INSTRUCTIONS FOR THE TASK → Look through the listing and locate every line containing the word "structured"; copy those lines.

SUPPLIED DATA →
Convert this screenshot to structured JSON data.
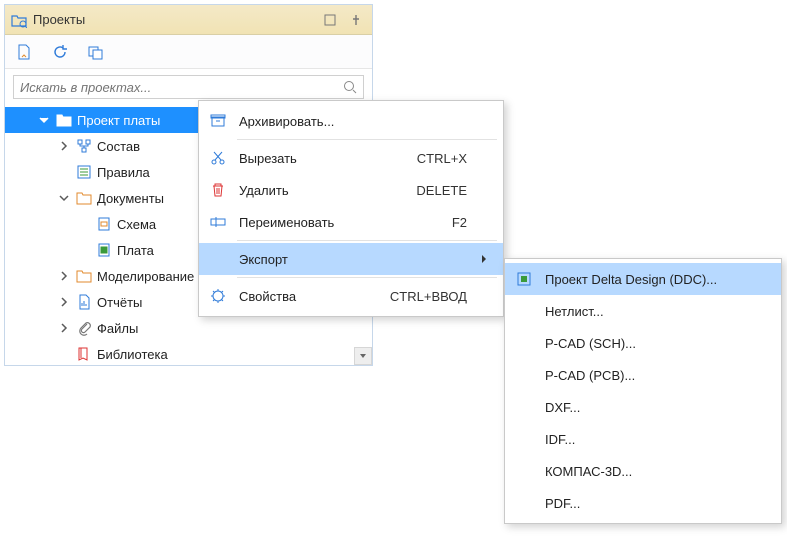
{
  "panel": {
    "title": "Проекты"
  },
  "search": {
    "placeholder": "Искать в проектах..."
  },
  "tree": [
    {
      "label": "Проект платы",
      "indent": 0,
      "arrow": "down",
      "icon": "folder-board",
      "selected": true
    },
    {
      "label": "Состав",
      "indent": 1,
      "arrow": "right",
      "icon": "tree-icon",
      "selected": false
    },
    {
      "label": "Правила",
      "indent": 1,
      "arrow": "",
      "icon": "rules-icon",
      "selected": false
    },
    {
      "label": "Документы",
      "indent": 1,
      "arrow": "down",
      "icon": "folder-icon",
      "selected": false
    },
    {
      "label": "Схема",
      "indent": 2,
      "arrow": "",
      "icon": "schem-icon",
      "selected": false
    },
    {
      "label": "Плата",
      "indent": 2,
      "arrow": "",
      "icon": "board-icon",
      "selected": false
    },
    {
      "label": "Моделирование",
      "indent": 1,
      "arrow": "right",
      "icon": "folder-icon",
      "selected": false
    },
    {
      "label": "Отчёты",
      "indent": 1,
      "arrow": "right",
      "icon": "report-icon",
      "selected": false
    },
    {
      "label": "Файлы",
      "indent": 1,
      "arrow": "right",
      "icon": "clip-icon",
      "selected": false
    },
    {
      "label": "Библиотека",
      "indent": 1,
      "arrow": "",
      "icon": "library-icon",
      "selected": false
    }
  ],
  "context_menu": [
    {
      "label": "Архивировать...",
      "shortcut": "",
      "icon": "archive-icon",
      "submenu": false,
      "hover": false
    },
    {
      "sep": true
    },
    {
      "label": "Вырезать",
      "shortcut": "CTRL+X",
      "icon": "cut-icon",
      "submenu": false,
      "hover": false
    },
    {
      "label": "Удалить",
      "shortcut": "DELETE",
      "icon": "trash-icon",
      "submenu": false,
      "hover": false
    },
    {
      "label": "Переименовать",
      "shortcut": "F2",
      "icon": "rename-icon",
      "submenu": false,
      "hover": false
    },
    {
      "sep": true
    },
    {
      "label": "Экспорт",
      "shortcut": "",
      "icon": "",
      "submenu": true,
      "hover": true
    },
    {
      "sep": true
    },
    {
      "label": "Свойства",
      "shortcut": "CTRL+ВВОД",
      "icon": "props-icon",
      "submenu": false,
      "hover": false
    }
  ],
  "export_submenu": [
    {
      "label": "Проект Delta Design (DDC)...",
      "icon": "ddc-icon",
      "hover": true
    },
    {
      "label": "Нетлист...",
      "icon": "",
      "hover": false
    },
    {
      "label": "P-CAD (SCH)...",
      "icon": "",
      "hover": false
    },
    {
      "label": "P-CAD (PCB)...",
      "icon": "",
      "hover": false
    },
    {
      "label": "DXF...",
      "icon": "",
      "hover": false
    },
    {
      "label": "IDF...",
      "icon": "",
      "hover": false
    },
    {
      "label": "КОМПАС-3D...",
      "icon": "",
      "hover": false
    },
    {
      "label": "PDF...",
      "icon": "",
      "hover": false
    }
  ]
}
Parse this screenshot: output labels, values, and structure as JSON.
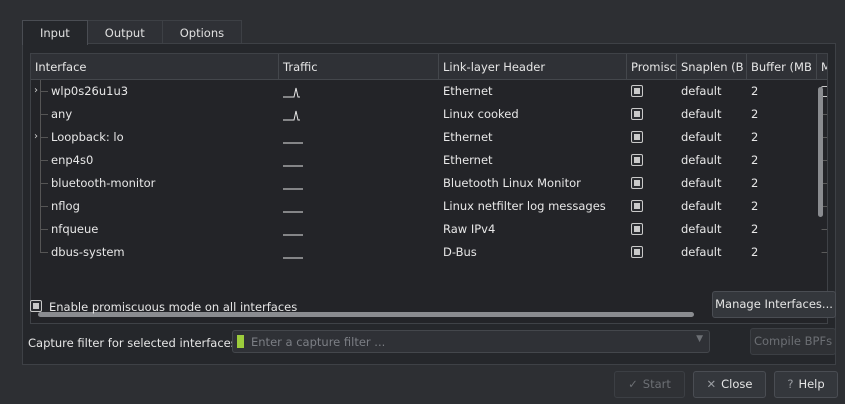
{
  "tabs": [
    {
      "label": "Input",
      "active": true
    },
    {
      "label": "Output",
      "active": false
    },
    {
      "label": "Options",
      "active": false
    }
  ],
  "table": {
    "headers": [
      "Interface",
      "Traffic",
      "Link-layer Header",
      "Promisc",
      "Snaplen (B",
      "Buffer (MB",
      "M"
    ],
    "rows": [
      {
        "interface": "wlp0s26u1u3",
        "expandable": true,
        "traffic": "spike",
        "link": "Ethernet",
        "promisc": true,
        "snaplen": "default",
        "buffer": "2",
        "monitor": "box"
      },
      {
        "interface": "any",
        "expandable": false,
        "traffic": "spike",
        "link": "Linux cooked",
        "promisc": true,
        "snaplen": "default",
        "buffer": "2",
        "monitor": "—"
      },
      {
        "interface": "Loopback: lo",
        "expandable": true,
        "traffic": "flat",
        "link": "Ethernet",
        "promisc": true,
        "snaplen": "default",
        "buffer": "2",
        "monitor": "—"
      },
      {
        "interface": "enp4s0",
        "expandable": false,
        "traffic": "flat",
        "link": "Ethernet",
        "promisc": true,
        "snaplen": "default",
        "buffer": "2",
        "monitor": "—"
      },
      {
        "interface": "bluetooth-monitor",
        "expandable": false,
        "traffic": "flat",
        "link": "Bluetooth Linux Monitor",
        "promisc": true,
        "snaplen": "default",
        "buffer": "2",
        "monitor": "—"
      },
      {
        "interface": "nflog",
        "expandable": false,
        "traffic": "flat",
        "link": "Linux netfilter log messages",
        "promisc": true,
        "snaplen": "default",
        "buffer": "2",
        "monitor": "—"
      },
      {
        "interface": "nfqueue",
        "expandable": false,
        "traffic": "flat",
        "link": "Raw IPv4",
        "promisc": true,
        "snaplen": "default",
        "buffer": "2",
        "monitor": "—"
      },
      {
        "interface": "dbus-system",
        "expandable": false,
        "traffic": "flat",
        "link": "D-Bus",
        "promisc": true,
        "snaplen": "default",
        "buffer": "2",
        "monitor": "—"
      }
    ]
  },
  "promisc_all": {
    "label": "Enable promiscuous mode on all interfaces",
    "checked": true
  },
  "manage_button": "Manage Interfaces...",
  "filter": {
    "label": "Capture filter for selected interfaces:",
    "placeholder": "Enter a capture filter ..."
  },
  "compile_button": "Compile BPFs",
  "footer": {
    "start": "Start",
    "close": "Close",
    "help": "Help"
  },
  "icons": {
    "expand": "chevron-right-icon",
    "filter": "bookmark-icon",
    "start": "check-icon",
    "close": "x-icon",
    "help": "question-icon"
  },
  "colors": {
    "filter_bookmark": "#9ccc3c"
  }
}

--

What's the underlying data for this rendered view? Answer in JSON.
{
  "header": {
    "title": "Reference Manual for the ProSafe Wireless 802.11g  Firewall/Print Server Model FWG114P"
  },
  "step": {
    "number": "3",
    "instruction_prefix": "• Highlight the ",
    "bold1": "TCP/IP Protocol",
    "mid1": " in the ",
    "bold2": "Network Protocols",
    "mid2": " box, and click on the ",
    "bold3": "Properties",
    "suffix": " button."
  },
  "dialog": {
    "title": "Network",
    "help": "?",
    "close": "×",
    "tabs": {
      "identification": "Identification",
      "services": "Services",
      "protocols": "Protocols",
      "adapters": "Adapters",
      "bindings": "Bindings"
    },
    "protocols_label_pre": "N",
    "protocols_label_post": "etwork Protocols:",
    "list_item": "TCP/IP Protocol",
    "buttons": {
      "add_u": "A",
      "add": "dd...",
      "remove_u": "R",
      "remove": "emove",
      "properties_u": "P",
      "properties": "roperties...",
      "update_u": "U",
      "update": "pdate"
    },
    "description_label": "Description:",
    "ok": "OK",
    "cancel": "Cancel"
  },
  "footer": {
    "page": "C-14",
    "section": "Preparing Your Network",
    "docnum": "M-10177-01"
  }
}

--

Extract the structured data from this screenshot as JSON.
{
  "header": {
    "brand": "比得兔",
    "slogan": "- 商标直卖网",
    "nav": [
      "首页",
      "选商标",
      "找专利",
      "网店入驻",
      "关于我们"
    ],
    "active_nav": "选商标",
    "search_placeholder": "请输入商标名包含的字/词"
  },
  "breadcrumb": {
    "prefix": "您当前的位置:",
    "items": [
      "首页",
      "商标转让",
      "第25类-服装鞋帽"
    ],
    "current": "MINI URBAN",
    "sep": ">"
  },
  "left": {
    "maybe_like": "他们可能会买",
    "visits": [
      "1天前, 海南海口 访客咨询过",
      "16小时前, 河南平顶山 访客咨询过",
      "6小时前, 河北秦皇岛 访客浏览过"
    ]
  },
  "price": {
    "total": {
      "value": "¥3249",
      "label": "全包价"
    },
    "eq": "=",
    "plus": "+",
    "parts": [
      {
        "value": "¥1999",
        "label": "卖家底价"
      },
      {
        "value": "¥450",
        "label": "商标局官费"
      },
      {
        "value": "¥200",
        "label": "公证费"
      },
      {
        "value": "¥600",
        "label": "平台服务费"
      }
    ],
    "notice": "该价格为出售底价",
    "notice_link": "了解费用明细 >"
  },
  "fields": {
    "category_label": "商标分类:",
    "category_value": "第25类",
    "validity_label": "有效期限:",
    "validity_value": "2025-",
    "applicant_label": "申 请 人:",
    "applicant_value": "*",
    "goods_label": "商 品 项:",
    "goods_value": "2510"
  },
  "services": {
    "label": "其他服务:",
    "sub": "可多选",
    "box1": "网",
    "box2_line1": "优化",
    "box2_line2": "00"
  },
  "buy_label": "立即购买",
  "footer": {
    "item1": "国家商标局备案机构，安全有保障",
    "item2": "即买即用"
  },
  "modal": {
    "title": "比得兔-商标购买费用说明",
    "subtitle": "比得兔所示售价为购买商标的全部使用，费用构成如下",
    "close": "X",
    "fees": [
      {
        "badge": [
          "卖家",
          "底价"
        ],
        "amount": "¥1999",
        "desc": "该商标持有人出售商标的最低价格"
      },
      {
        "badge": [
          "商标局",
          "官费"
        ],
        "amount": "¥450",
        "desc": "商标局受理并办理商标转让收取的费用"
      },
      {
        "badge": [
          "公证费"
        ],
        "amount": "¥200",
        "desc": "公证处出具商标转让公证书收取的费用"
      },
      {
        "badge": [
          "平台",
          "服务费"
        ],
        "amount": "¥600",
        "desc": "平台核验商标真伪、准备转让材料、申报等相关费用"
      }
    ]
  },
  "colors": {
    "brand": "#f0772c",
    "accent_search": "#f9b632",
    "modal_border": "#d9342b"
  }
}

ANSWER TO THE TASK →
Convert this screenshot to structured JSON data.
Extract the structured data from this screenshot as JSON.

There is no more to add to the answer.